# WORK TO DO
Find each line with the string "Female" and copy it.
**** PROVIDED RECORDS
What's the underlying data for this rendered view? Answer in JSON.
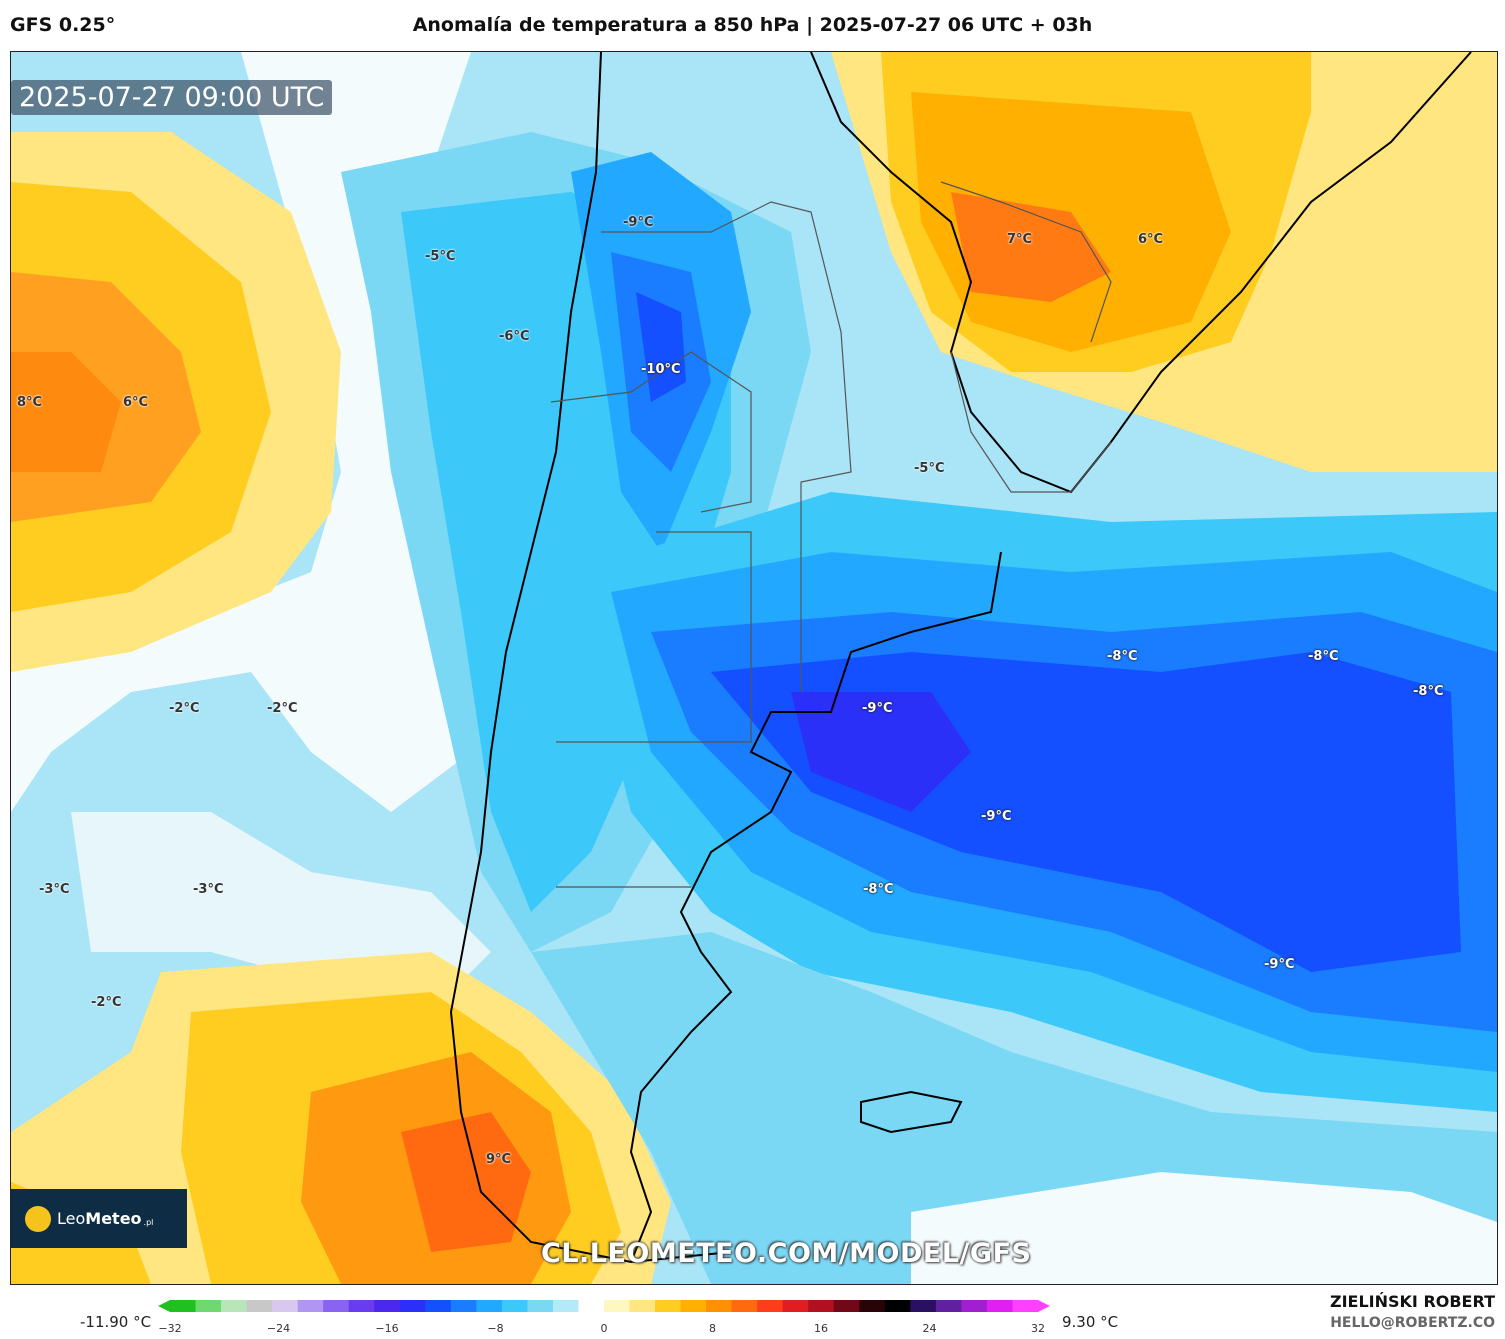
{
  "header": {
    "model": "GFS 0.25°",
    "title": "Anomalía de temperatura a 850 hPa | 2025-07-27 06 UTC + 03h"
  },
  "map": {
    "timestamp": "2025-07-27 09:00 UTC",
    "watermark": "CL.LEOMETEO.COM/MODEL/GFS",
    "labels": [
      "-9°C",
      "-5°C",
      "-6°C",
      "-10°C",
      "8°C",
      "6°C",
      "7°C",
      "6°C",
      "-5°C",
      "-8°C",
      "-8°C",
      "-8°C",
      "-2°C",
      "-2°C",
      "-9°C",
      "-9°C",
      "-3°C",
      "-3°C",
      "-8°C",
      "-9°C",
      "-2°C",
      "9°C"
    ]
  },
  "logo": {
    "name_light": "Leo",
    "name_bold": "Meteo",
    "suffix": ".pl"
  },
  "colorbar": {
    "min_label": "-11.90 °C",
    "max_label": "9.30 °C",
    "ticks": [
      "−32",
      "−24",
      "−16",
      "−8",
      "0",
      "8",
      "16",
      "24",
      "32"
    ],
    "colors": [
      "#1fc01f",
      "#6fd86f",
      "#b8e6b8",
      "#c8c8c8",
      "#d8c8f0",
      "#b096f0",
      "#8a64f0",
      "#6a3cf0",
      "#4a28f0",
      "#2a30f8",
      "#1450ff",
      "#1a7cff",
      "#22a8ff",
      "#3cc8f8",
      "#7ad8f5",
      "#b4eaf8",
      "#ffffff",
      "#fff6c0",
      "#ffe680",
      "#ffcc20",
      "#ffb000",
      "#ff9000",
      "#ff6a10",
      "#ff3c1c",
      "#e01e22",
      "#b01020",
      "#700818",
      "#280408",
      "#000000",
      "#2a1060",
      "#6020a0",
      "#a020d0",
      "#e020f0",
      "#ff40ff"
    ]
  },
  "credit": {
    "name": "ZIELIŃSKI ROBERT",
    "email": "HELLO@ROBERTZ.CO"
  }
}
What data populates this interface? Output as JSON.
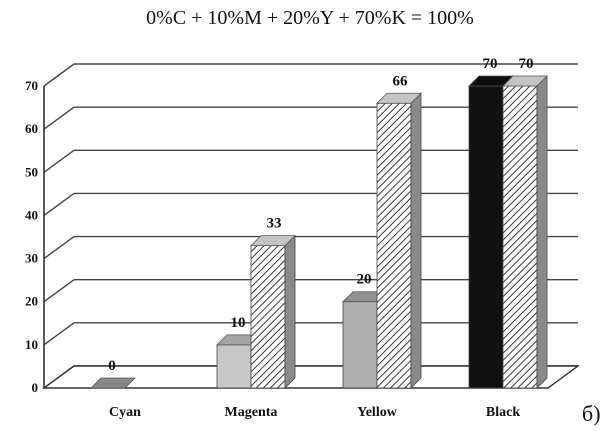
{
  "chart_data": {
    "type": "bar",
    "title": "0%C + 10%M + 20%Y + 70%K = 100%",
    "categories": [
      "Cyan",
      "Magenta",
      "Yellow",
      "Black"
    ],
    "series": [
      {
        "values": [
          0,
          10,
          20,
          70
        ],
        "colors": [
          "#a6a6a6",
          "#c8c8c8",
          "#b0b0b0",
          "#111111"
        ]
      },
      {
        "values": [
          0,
          33,
          66,
          70
        ],
        "pattern": "hatched"
      }
    ],
    "ylim": [
      0,
      70
    ],
    "yticks": [
      "0",
      "10",
      "20",
      "30",
      "40",
      "50",
      "60",
      "70"
    ],
    "grid": true,
    "legend": "none",
    "corner_label": "б)"
  }
}
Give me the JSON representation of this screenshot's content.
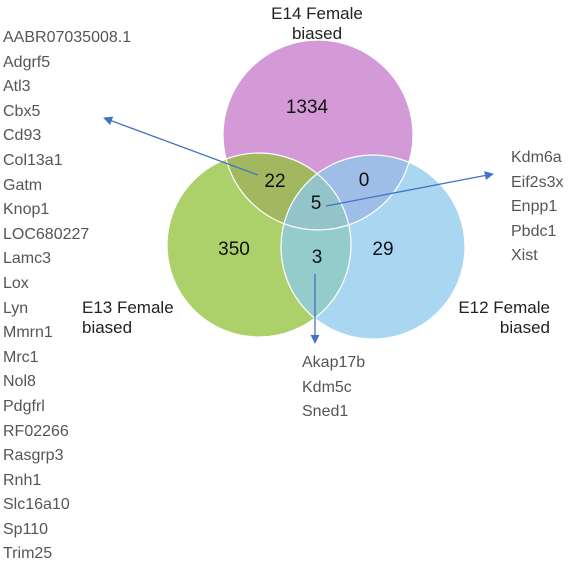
{
  "sets": {
    "e14": {
      "label_line1": "E14 Female",
      "label_line2": "biased",
      "color": "#cc88d0"
    },
    "e13": {
      "label_line1": "E13 Female",
      "label_line2": "biased",
      "color": "#92c138"
    },
    "e12": {
      "label_line1": "E12 Female",
      "label_line2": "biased",
      "color": "#8cc8ec"
    }
  },
  "regions": {
    "e14_only": "1334",
    "e13_only": "350",
    "e12_only": "29",
    "e14_e13": "22",
    "e14_e12": "0",
    "e13_e12": "3",
    "all_three": "5"
  },
  "gene_lists": {
    "e14_e13": [
      "AABR07035008.1",
      "Adgrf5",
      "Atl3",
      "Cbx5",
      "Cd93",
      "Col13a1",
      "Gatm",
      "Knop1",
      "LOC680227",
      "Lamc3",
      "Lox",
      "Lyn",
      "Mmrn1",
      "Mrc1",
      "Nol8",
      "Pdgfrl",
      "RF02266",
      "Rasgrp3",
      "Rnh1",
      "Slc16a10",
      "Sp110",
      "Trim25"
    ],
    "all_three": [
      "Kdm6a",
      "Eif2s3x",
      "Enpp1",
      "Pbdc1",
      "Xist"
    ],
    "e13_e12": [
      "Akap17b",
      "Kdm5c",
      "Sned1"
    ]
  },
  "arrow_color": "#4472c4"
}
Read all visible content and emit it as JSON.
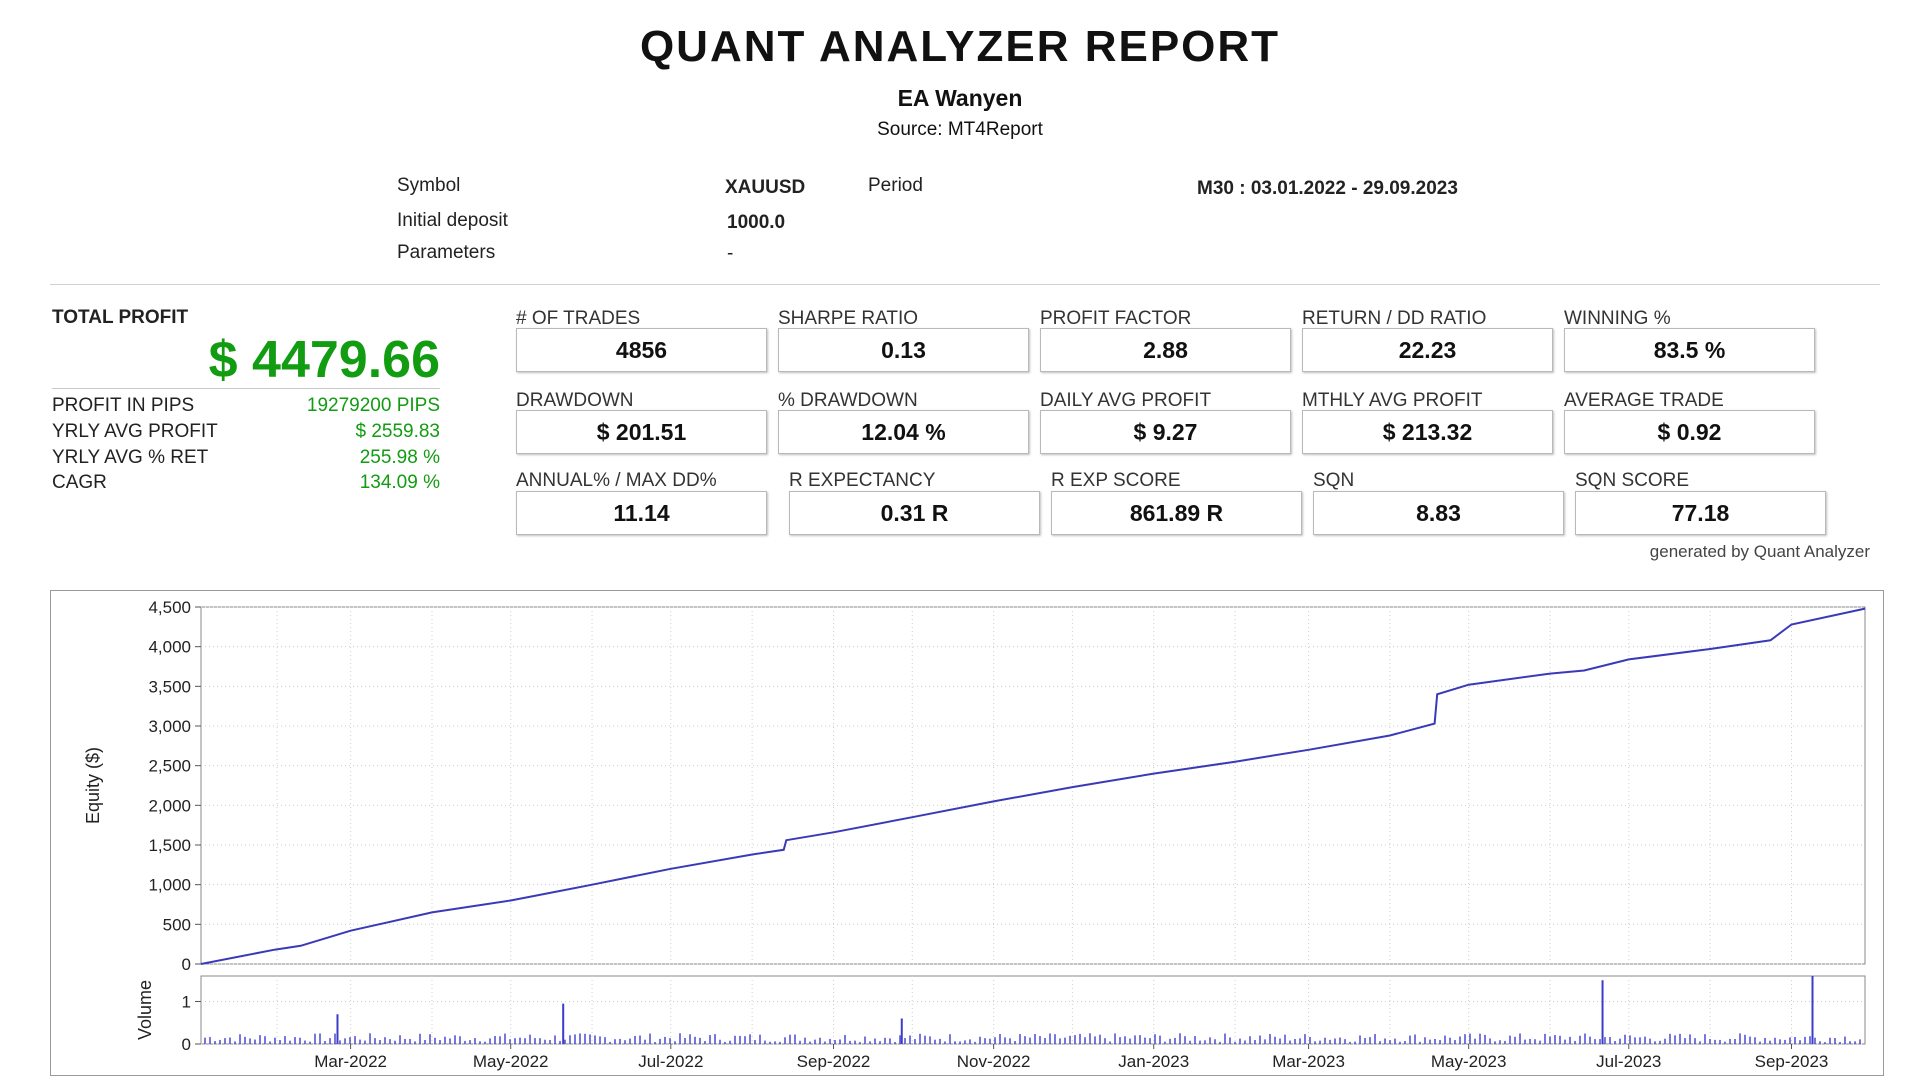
********
# SOLUTION FOR THIS PROBLEM
      "label_line1": "E14 Female",
      "label_line1": "E13 Female",
      "label_line1": "E12 Female",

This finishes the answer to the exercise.